▸ **WORK TO BE COMPLETED**: Extract each line of the material that follows exactly and omit its pictures.

▸ **PROVIDED INFORMATION**:
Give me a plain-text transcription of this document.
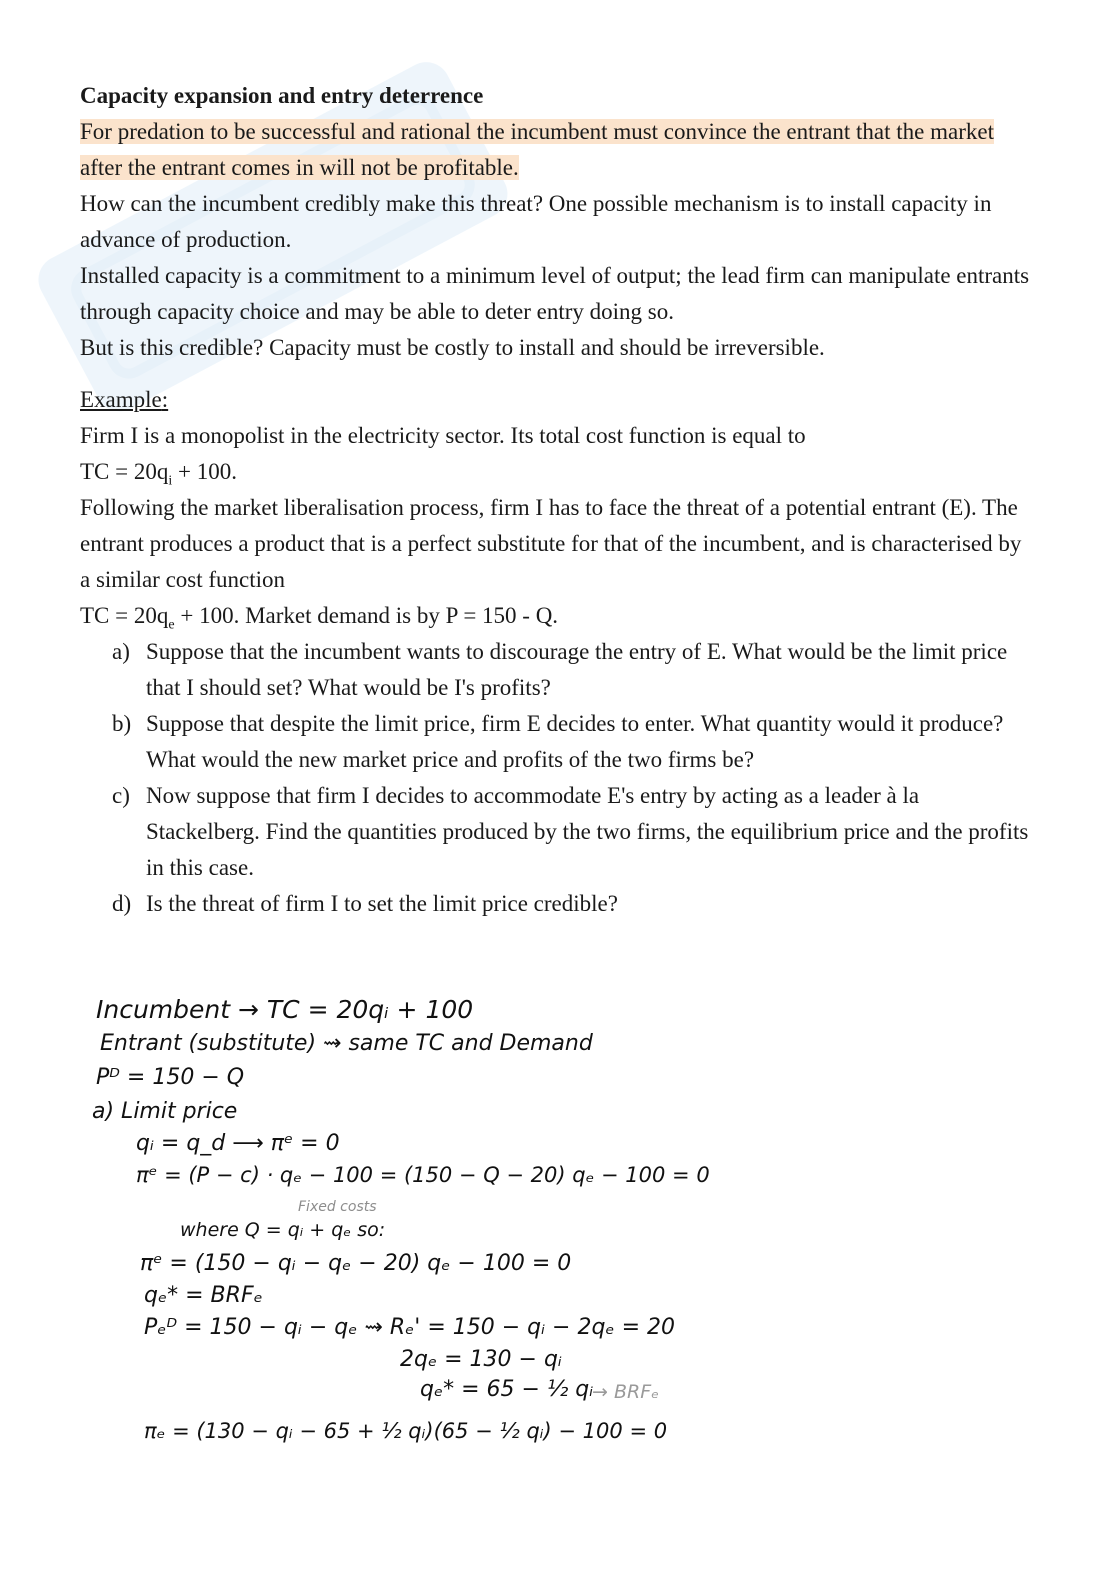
Capacity expansion and entry deterrence

For predation to be successful and rational the incumbent must convince the entrant that the market after the entrant comes in will not be profitable.

How can the incumbent credibly make this threat? One possible mechanism is to install capacity in advance of production.

Installed capacity is a commitment to a minimum level of output; the lead firm can manipulate entrants through capacity choice and may be able to deter entry doing so.

But is this credible? Capacity must be costly to install and should be irreversible.

Example:

Firm I is a monopolist in the electricity sector. Its total cost function is equal to

TC = $20q_i + 100$.

Following the market liberalisation process, firm I has to face the threat of a potential entrant (E). The entrant produces a product that is a perfect substitute for that of the incumbent, and is characterised by a similar cost function

TC = $20q_e + 100$. Market demand is by P = 150 - Q.

a) Suppose that the incumbent wants to discourage the entry of E. What would be the limit price that I should set? What would be I's profits?
b) Suppose that despite the limit price, firm E decides to enter. What quantity would it produce? What would the new market price and profits of the two firms be?
c) Now suppose that firm I decides to accommodate E's entry by acting as a leader à la Stackelberg. Find the quantities produced by the two firms, the equilibrium price and the profits in this case.
d) Is the threat of firm I to set the limit price credible?
Incumbent → TC = 20qᵢ + 100
Entrant (substitute) ⇝ same TC and Demand
Pᴰ = 150 − Q
a) Limit price
qᵢ = q_d ⟶ πᵉ = 0
πᵉ = (P − c) · qₑ − 100 = (150 − Q − 20) qₑ − 100 = 0
Fixed costs
where Q = qᵢ + qₑ so:
πᵉ = (150 − qᵢ − qₑ − 20) qₑ − 100 = 0
qₑ* = BRFₑ
Pₑᴰ = 150 − qᵢ − qₑ ⇝ Rₑ' = 150 − qᵢ − 2qₑ = 20
2qₑ = 130 − qᵢ
qₑ* = 65 − ½ qᵢ
→ BRFₑ
πₑ = (130 − qᵢ − 65 + ½ qᵢ)(65 − ½ qᵢ) − 100 = 0
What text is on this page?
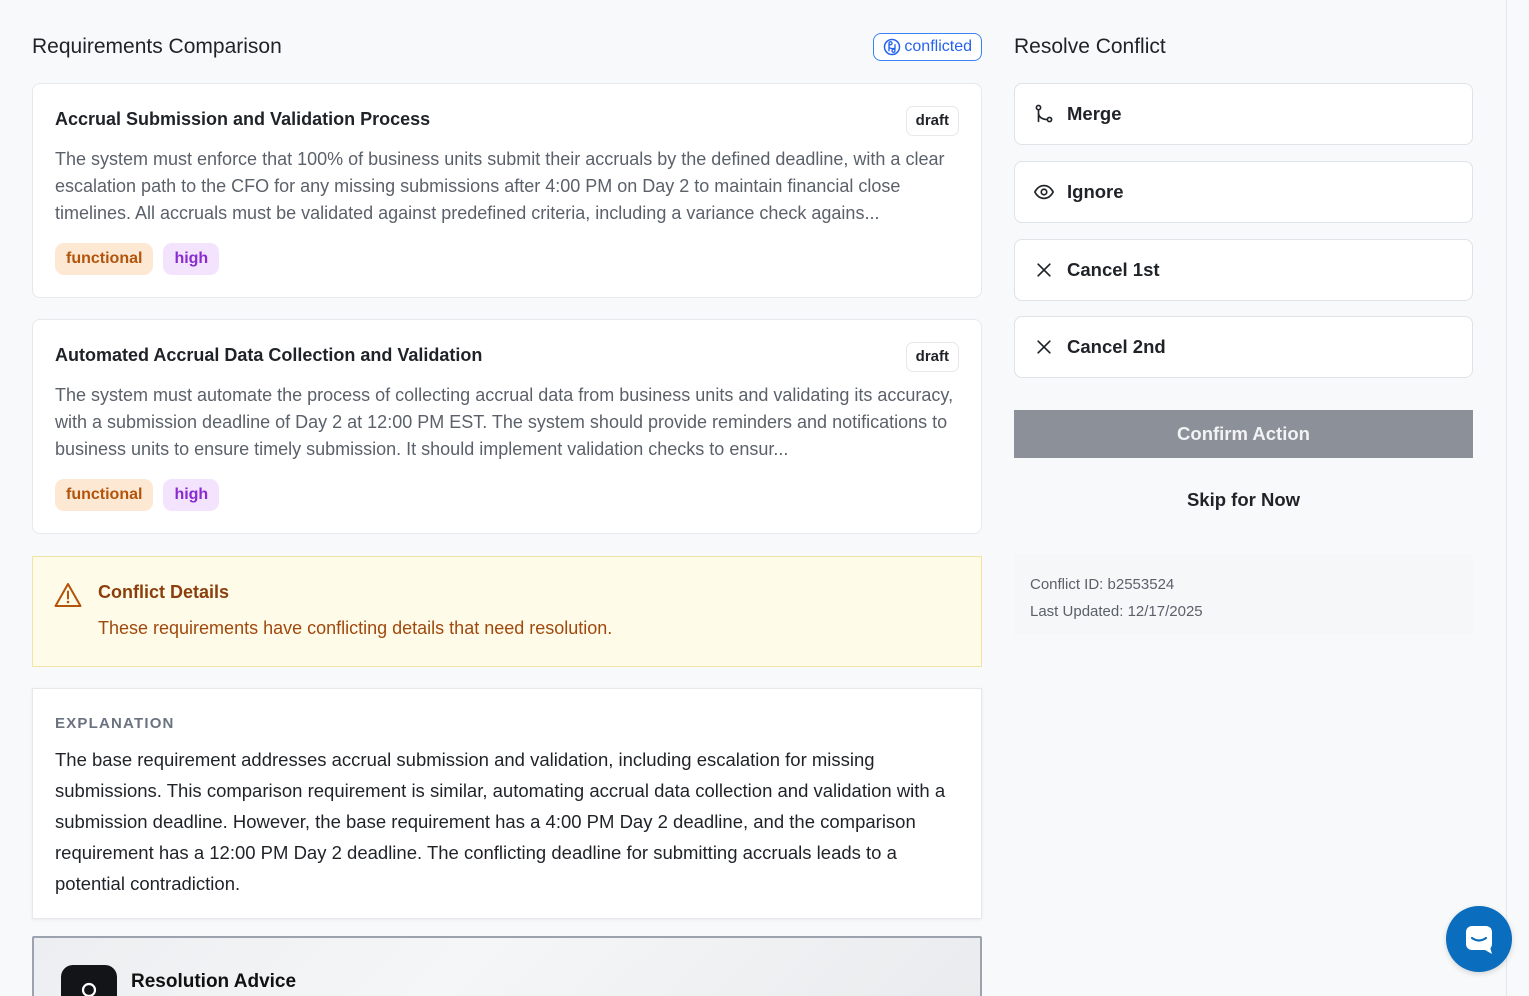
Requirements Comparison	conflicted
Accrual Submission and Validation Process	draft
The system must enforce that 100% of business units submit their accruals by the defined deadline, with a clear escalation path to the CFO for any missing submissions after 4:00 PM on Day 2 to maintain financial close timelines. All accruals must be validated against predefined criteria, including a variance check agains...
functional	high
Automated Accrual Data Collection and Validation	draft
The system must automate the process of collecting accrual data from business units and validating its accuracy, with a submission deadline of Day 2 at 12:00 PM EST. The system should provide reminders and notifications to business units to ensure timely submission. It should implement validation checks to ensur...
functional	high
Conflict Details
These requirements have conflicting details that need resolution.
EXPLANATION
The base requirement addresses accrual submission and validation, including escalation for missing submissions. This comparison requirement is similar, automating accrual data collection and validation with a submission deadline. However, the base requirement has a 4:00 PM Day 2 deadline, and the comparison requirement has a 12:00 PM Day 2 deadline. The conflicting deadline for submitting accruals leads to a potential contradiction.
Resolution Advice
Resolve Conflict
Merge
Ignore
Cancel 1st
Cancel 2nd
Confirm Action
Skip for Now
Conflict ID: b2553524
Last Updated: 12/17/2025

▸ **SOLUTION FOR THIS PROBLEM**:
Give me a plain-text transcription of this document.
Capacity expansion and entry deterrence

For predation to be successful and rational the incumbent must convince the entrant that the market after the entrant comes in will not be profitable.

How can the incumbent credibly make this threat? One possible mechanism is to install capacity in advance of production.

Installed capacity is a commitment to a minimum level of output; the lead firm can manipulate entrants through capacity choice and may be able to deter entry doing so.

But is this credible? Capacity must be costly to install and should be irreversible.

Example:

Firm I is a monopolist in the electricity sector. Its total cost function is equal to

TC = $20q_i + 100$.

Following the market liberalisation process, firm I has to face the threat of a potential entrant (E). The entrant produces a product that is a perfect substitute for that of the incumbent, and is characterised by a similar cost function

TC = $20q_e + 100$. Market demand is by P = 150 - Q.

a) Suppose that the incumbent wants to discourage the entry of E. What would be the limit price that I should set? What would be I's profits?
b) Suppose that despite the limit price, firm E decides to enter. What quantity would it produce? What would the new market price and profits of the two firms be?
c) Now suppose that firm I decides to accommodate E's entry by acting as a leader à la Stackelberg. Find the quantities produced by the two firms, the equilibrium price and the profits in this case.
d) Is the threat of firm I to set the limit price credible?
Incumbent → TC = 20qᵢ + 100
Entrant (substitute) ⇝ same TC and Demand
Pᴰ = 150 − Q
a) Limit price
qᵢ = q_d ⟶ πᵉ = 0
πᵉ = (P − c) · qₑ − 100 = (150 − Q − 20) qₑ − 100 = 0
Fixed costs
where Q = qᵢ + qₑ so:
πᵉ = (150 − qᵢ − qₑ − 20) qₑ − 100 = 0
qₑ* = BRFₑ
Pₑᴰ = 150 − qᵢ − qₑ ⇝ Rₑ' = 150 − qᵢ − 2qₑ = 20
2qₑ = 130 − qᵢ
qₑ* = 65 − ½ qᵢ
→ BRFₑ
πₑ = (130 − qᵢ − 65 + ½ qᵢ)(65 − ½ qᵢ) − 100 = 0
What text is on this page?
Requirements Comparison	conflicted
Accrual Submission and Validation Process	draft
The system must enforce that 100% of business units submit their accruals by the defined deadline, with a clear escalation path to the CFO for any missing submissions after 4:00 PM on Day 2 to maintain financial close timelines. All accruals must be validated against predefined criteria, including a variance check agains...
functional	high
Automated Accrual Data Collection and Validation	draft
The system must automate the process of collecting accrual data from business units and validating its accuracy, with a submission deadline of Day 2 at 12:00 PM EST. The system should provide reminders and notifications to business units to ensure timely submission. It should implement validation checks to ensur...
functional	high
Conflict Details
These requirements have conflicting details that need resolution.
EXPLANATION
The base requirement addresses accrual submission and validation, including escalation for missing submissions. This comparison requirement is similar, automating accrual data collection and validation with a submission deadline. However, the base requirement has a 4:00 PM Day 2 deadline, and the comparison requirement has a 12:00 PM Day 2 deadline. The conflicting deadline for submitting accruals leads to a potential contradiction.
Resolution Advice
Resolve Conflict
Merge
Ignore
Cancel 1st
Cancel 2nd
Confirm Action
Skip for Now
Conflict ID: b2553524
Last Updated: 12/17/2025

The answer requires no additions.